**Required work**
Answer with a single number: the count of lines that include the string "Cross".

(Excerpts from a figure dataset)
++++++++++

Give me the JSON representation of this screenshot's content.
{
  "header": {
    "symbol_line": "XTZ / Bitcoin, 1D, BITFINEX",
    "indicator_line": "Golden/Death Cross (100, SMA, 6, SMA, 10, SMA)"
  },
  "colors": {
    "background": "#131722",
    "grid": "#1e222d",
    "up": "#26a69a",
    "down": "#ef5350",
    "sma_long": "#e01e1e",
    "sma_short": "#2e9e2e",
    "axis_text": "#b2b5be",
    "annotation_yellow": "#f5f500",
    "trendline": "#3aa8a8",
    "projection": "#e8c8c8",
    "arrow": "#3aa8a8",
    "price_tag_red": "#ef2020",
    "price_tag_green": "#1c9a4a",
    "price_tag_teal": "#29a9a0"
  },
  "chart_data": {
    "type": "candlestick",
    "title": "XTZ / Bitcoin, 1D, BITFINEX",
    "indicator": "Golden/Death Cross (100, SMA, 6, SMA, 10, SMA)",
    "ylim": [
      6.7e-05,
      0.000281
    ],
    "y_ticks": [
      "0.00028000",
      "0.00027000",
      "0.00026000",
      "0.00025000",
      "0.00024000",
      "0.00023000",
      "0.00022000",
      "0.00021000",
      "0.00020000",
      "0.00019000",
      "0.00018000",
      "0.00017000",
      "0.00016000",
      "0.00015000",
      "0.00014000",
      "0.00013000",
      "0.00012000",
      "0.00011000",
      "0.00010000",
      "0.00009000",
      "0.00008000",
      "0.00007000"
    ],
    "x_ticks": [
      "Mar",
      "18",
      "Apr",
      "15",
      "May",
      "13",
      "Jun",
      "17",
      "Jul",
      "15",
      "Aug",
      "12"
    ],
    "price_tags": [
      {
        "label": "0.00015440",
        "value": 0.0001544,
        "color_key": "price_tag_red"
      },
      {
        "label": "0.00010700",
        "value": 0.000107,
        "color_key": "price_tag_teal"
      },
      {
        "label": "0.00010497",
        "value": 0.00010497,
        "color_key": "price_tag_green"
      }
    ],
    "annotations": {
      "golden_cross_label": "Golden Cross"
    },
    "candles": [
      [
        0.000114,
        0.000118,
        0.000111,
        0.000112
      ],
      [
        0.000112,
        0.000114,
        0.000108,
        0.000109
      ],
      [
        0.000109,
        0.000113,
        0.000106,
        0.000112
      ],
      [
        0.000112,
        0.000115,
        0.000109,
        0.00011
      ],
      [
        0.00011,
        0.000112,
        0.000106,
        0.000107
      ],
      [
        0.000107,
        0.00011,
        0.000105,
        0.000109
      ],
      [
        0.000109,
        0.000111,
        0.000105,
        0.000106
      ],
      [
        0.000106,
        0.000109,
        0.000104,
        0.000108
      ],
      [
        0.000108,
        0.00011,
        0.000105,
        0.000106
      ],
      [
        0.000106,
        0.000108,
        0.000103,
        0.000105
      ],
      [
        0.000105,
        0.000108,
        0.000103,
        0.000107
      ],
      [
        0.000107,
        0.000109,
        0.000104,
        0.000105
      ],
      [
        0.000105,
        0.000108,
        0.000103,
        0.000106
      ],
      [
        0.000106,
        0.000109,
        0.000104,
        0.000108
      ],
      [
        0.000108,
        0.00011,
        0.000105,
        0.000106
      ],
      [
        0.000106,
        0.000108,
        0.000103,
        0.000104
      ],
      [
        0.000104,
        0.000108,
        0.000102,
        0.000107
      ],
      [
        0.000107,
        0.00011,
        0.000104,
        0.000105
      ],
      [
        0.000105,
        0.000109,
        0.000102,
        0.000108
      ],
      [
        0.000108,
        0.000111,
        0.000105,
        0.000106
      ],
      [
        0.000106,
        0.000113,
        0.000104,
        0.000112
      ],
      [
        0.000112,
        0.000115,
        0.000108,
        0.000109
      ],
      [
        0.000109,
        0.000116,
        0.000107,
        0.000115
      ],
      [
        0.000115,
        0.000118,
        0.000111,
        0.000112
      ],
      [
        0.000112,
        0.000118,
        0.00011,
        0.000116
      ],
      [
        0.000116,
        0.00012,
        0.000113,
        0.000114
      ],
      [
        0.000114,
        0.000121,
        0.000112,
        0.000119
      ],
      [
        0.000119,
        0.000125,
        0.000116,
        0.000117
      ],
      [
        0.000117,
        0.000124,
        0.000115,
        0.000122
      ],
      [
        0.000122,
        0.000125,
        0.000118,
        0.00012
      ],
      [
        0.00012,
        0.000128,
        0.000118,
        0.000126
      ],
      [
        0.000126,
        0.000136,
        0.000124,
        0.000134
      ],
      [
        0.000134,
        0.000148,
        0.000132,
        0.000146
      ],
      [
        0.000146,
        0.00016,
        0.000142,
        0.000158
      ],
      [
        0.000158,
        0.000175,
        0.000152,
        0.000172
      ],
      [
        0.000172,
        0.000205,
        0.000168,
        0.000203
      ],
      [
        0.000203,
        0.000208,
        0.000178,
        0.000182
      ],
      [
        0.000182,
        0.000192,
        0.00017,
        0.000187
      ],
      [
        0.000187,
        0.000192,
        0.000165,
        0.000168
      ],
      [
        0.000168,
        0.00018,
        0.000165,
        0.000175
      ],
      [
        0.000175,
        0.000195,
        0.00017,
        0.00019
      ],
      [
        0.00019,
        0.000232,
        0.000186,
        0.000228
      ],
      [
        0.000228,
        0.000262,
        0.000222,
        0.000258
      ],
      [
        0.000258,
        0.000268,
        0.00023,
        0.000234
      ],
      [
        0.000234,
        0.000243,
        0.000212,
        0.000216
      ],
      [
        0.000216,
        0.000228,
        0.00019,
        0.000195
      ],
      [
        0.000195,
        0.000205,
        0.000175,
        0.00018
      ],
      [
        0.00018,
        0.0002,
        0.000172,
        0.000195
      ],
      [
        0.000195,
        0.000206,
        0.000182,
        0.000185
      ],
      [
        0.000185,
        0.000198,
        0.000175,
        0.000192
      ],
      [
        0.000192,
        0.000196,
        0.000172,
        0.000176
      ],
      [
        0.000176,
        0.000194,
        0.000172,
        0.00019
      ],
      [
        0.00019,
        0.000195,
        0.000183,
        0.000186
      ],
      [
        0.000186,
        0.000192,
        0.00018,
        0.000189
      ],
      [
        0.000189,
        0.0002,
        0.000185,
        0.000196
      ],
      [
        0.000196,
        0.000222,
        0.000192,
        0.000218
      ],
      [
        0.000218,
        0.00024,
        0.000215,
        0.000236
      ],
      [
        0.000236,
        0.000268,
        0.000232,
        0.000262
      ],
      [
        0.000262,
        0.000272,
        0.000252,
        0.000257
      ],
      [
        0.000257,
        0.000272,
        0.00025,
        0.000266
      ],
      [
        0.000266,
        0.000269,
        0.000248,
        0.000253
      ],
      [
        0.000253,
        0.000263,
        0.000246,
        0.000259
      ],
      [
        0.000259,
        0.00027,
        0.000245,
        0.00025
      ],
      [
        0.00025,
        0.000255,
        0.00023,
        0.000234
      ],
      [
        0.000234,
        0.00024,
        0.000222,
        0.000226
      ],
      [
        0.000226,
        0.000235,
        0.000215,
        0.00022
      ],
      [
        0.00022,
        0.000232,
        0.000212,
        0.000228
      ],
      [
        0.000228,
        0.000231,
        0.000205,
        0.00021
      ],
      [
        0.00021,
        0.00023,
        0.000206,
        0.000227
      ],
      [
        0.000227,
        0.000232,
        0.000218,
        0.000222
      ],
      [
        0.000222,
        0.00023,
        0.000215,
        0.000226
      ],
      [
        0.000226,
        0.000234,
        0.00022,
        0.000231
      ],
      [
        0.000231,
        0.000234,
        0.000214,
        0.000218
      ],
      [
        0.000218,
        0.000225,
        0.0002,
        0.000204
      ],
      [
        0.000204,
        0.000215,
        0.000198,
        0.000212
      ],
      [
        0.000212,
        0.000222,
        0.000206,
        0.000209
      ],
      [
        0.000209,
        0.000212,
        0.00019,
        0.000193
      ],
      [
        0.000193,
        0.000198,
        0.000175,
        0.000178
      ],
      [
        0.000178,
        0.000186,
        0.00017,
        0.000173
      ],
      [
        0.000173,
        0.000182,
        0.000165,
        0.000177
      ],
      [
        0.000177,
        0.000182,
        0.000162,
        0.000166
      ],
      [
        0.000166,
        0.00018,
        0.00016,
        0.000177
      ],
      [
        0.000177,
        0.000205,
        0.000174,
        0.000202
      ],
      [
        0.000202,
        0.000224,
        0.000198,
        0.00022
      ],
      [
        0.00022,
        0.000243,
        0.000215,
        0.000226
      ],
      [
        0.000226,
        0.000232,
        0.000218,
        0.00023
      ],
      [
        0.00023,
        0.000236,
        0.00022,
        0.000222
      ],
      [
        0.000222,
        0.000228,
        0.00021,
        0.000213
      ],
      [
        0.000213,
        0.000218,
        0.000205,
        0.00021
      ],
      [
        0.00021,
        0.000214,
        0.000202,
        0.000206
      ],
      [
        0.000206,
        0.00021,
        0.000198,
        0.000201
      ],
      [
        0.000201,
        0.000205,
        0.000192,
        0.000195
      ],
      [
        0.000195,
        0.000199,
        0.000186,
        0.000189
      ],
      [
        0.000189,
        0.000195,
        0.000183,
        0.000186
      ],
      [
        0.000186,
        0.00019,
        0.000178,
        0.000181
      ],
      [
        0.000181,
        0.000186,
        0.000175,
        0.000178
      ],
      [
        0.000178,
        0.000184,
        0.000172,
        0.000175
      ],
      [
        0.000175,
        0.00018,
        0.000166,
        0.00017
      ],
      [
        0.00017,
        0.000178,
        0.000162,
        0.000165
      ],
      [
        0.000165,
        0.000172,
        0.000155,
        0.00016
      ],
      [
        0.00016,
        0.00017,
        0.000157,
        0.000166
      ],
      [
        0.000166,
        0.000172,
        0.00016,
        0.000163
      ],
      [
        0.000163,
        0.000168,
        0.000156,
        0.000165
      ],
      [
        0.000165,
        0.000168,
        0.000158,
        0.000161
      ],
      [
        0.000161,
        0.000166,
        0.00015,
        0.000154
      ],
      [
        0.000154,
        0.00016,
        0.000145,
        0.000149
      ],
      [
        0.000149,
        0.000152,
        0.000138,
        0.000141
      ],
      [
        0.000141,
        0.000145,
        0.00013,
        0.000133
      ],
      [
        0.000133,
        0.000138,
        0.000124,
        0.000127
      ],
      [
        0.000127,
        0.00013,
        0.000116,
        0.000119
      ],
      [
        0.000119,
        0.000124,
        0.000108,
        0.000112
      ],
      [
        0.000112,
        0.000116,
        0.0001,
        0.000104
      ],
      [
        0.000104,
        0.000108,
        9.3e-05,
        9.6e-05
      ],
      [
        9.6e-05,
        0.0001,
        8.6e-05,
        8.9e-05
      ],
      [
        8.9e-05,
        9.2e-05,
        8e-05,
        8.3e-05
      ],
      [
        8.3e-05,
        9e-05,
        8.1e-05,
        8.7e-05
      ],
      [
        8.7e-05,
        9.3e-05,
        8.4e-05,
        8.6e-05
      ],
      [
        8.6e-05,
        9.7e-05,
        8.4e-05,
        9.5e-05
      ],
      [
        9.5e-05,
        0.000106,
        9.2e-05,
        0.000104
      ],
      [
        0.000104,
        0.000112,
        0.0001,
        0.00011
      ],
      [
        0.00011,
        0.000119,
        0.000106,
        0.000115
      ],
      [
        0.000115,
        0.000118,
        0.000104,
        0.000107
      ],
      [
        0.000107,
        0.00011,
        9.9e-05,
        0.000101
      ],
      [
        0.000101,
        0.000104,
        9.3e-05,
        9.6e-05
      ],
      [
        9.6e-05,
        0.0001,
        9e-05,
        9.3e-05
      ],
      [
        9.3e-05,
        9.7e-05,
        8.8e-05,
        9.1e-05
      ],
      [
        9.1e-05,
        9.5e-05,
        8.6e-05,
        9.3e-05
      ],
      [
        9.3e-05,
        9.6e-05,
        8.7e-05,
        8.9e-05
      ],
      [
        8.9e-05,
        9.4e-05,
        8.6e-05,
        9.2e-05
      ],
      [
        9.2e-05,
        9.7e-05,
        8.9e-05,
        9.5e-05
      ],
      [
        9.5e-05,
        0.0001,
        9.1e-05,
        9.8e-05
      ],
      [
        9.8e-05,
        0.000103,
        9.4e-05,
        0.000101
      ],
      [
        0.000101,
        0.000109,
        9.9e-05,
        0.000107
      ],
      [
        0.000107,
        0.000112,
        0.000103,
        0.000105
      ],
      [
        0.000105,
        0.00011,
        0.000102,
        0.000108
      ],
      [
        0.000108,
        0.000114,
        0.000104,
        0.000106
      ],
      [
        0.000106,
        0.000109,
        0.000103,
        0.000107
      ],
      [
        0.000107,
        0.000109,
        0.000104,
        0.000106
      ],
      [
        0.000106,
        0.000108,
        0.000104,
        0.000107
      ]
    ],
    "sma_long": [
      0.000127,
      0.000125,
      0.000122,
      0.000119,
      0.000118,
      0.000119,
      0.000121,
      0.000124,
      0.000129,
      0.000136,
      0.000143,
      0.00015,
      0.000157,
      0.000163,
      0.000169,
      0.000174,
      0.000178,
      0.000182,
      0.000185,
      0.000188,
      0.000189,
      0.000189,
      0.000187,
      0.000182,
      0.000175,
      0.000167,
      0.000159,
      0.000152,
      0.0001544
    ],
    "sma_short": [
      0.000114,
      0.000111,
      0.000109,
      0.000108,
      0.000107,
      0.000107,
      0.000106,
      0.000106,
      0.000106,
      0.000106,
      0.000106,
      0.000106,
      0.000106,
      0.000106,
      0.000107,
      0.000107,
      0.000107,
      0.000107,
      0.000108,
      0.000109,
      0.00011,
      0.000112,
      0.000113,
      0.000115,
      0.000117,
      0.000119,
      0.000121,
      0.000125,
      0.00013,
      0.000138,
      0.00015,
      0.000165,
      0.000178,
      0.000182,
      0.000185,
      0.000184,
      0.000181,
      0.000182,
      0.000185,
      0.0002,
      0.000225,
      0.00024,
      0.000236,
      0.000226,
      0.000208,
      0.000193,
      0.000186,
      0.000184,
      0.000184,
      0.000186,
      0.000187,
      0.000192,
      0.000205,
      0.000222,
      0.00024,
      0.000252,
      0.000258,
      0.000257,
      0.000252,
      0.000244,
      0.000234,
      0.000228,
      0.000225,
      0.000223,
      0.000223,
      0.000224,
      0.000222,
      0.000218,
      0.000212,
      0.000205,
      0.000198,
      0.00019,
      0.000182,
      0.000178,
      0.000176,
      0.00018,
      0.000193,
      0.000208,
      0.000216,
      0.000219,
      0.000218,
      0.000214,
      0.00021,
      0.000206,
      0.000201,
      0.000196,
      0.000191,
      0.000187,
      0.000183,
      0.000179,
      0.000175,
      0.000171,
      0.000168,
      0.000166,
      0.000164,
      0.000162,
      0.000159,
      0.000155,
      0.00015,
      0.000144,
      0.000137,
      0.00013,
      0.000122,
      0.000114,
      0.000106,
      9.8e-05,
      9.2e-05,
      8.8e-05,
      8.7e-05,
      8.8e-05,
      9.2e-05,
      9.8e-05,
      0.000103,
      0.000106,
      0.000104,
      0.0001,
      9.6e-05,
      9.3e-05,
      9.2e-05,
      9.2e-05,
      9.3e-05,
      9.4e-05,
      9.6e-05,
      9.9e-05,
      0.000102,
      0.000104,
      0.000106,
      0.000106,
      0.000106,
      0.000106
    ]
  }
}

++++++++++

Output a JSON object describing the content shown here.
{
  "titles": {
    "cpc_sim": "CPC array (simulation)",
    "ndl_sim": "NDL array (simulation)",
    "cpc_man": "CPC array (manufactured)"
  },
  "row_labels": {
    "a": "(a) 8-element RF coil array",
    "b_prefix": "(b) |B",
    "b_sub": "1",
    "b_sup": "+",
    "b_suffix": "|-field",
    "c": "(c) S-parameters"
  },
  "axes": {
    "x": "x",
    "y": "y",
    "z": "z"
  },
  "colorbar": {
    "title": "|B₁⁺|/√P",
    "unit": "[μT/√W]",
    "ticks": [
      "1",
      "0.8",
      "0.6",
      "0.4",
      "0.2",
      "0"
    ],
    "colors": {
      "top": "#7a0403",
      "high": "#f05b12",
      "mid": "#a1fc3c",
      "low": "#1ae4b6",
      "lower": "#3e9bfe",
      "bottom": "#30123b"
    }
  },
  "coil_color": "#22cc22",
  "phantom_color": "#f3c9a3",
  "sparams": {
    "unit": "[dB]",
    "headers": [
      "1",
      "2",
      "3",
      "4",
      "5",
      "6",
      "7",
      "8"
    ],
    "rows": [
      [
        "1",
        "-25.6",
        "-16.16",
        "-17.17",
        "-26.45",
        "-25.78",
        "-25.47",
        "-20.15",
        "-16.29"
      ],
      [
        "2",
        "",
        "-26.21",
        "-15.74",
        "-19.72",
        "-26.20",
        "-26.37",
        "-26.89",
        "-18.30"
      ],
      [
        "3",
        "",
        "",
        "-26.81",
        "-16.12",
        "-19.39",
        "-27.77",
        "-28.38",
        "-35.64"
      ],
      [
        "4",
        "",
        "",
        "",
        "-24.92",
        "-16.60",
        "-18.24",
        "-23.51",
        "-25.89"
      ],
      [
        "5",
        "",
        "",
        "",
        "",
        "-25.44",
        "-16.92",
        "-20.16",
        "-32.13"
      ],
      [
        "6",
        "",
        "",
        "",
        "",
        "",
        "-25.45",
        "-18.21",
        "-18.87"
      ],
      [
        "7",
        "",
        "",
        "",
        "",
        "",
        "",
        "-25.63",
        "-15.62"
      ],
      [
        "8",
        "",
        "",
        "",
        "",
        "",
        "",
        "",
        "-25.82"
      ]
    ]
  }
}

++++++++++

**Solution**
3